### REQUIREMENT
Below are records to repeat exactly. Omit the pictures from the copy.

[Records about charts and figures]
· · · · ·
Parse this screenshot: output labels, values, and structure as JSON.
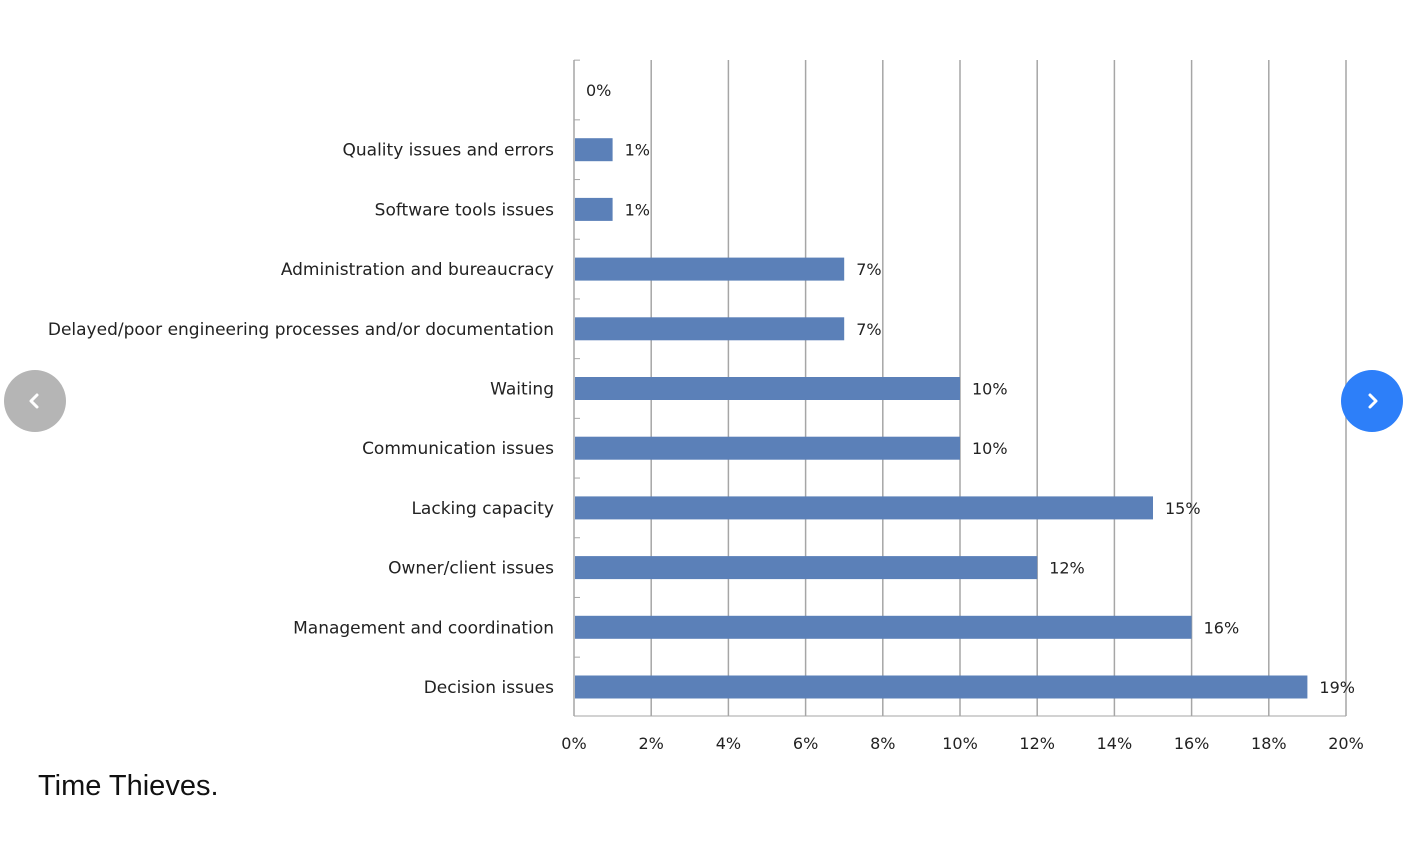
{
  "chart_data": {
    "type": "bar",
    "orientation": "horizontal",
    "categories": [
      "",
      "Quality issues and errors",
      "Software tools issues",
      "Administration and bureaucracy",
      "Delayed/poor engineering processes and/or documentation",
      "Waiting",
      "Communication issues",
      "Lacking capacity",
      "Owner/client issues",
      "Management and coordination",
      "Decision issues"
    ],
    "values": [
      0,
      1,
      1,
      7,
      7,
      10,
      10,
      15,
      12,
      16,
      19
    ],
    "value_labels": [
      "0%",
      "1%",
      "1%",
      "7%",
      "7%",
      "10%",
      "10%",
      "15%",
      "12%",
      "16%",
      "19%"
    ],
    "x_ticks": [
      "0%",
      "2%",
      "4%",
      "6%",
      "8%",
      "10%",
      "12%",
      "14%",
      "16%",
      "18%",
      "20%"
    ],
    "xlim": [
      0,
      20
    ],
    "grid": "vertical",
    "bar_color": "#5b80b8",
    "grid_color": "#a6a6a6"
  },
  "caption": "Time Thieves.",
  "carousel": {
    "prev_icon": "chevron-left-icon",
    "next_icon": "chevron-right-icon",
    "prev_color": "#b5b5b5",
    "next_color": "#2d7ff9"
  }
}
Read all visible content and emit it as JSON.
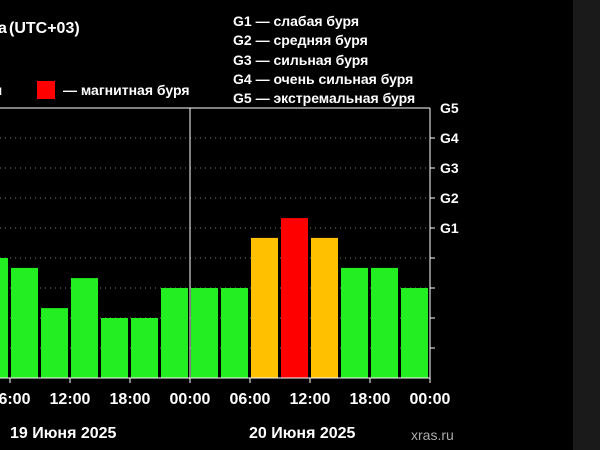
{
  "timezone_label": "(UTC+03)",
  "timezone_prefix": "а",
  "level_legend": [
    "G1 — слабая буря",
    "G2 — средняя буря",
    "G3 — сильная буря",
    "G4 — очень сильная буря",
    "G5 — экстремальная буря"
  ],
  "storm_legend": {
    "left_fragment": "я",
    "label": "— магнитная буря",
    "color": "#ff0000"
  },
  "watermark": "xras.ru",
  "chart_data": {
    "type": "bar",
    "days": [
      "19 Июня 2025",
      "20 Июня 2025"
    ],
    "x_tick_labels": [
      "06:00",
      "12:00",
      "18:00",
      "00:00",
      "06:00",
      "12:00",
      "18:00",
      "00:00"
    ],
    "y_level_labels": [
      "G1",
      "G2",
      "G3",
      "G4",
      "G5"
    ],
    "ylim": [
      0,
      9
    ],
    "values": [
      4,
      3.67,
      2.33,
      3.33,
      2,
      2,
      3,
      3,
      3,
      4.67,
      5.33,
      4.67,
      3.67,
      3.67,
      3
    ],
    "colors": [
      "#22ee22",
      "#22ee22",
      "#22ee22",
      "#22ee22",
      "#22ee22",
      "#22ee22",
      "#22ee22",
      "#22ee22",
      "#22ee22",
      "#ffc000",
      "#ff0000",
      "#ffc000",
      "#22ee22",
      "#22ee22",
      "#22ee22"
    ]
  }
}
· · · · ·
### RESPONSE TO THE EXERCISE
Parse this screenshot: output labels, values, and structure as JSON.
{
  "chart_data": {
    "type": "bar",
    "orientation": "horizontal",
    "categories": [
      "",
      "Quality issues and errors",
      "Software tools issues",
      "Administration and bureaucracy",
      "Delayed/poor engineering processes and/or documentation",
      "Waiting",
      "Communication issues",
      "Lacking capacity",
      "Owner/client issues",
      "Management and coordination",
      "Decision issues"
    ],
    "values": [
      0,
      1,
      1,
      7,
      7,
      10,
      10,
      15,
      12,
      16,
      19
    ],
    "value_labels": [
      "0%",
      "1%",
      "1%",
      "7%",
      "7%",
      "10%",
      "10%",
      "15%",
      "12%",
      "16%",
      "19%"
    ],
    "x_ticks": [
      "0%",
      "2%",
      "4%",
      "6%",
      "8%",
      "10%",
      "12%",
      "14%",
      "16%",
      "18%",
      "20%"
    ],
    "xlim": [
      0,
      20
    ],
    "grid": "vertical",
    "bar_color": "#5b80b8",
    "grid_color": "#a6a6a6"
  },
  "caption": "Time Thieves.",
  "carousel": {
    "prev_icon": "chevron-left-icon",
    "next_icon": "chevron-right-icon",
    "prev_color": "#b5b5b5",
    "next_color": "#2d7ff9"
  }
}
Read all visible content and emit it as JSON.
{
  "timezone_label": "(UTC+03)",
  "timezone_prefix": "а",
  "level_legend": [
    "G1 — слабая буря",
    "G2 — средняя буря",
    "G3 — сильная буря",
    "G4 — очень сильная буря",
    "G5 — экстремальная буря"
  ],
  "storm_legend": {
    "left_fragment": "я",
    "label": "— магнитная буря",
    "color": "#ff0000"
  },
  "watermark": "xras.ru",
  "chart_data": {
    "type": "bar",
    "days": [
      "19 Июня 2025",
      "20 Июня 2025"
    ],
    "x_tick_labels": [
      "06:00",
      "12:00",
      "18:00",
      "00:00",
      "06:00",
      "12:00",
      "18:00",
      "00:00"
    ],
    "y_level_labels": [
      "G1",
      "G2",
      "G3",
      "G4",
      "G5"
    ],
    "ylim": [
      0,
      9
    ],
    "values": [
      4,
      3.67,
      2.33,
      3.33,
      2,
      2,
      3,
      3,
      3,
      4.67,
      5.33,
      4.67,
      3.67,
      3.67,
      3
    ],
    "colors": [
      "#22ee22",
      "#22ee22",
      "#22ee22",
      "#22ee22",
      "#22ee22",
      "#22ee22",
      "#22ee22",
      "#22ee22",
      "#22ee22",
      "#ffc000",
      "#ff0000",
      "#ffc000",
      "#22ee22",
      "#22ee22",
      "#22ee22"
    ]
  }
}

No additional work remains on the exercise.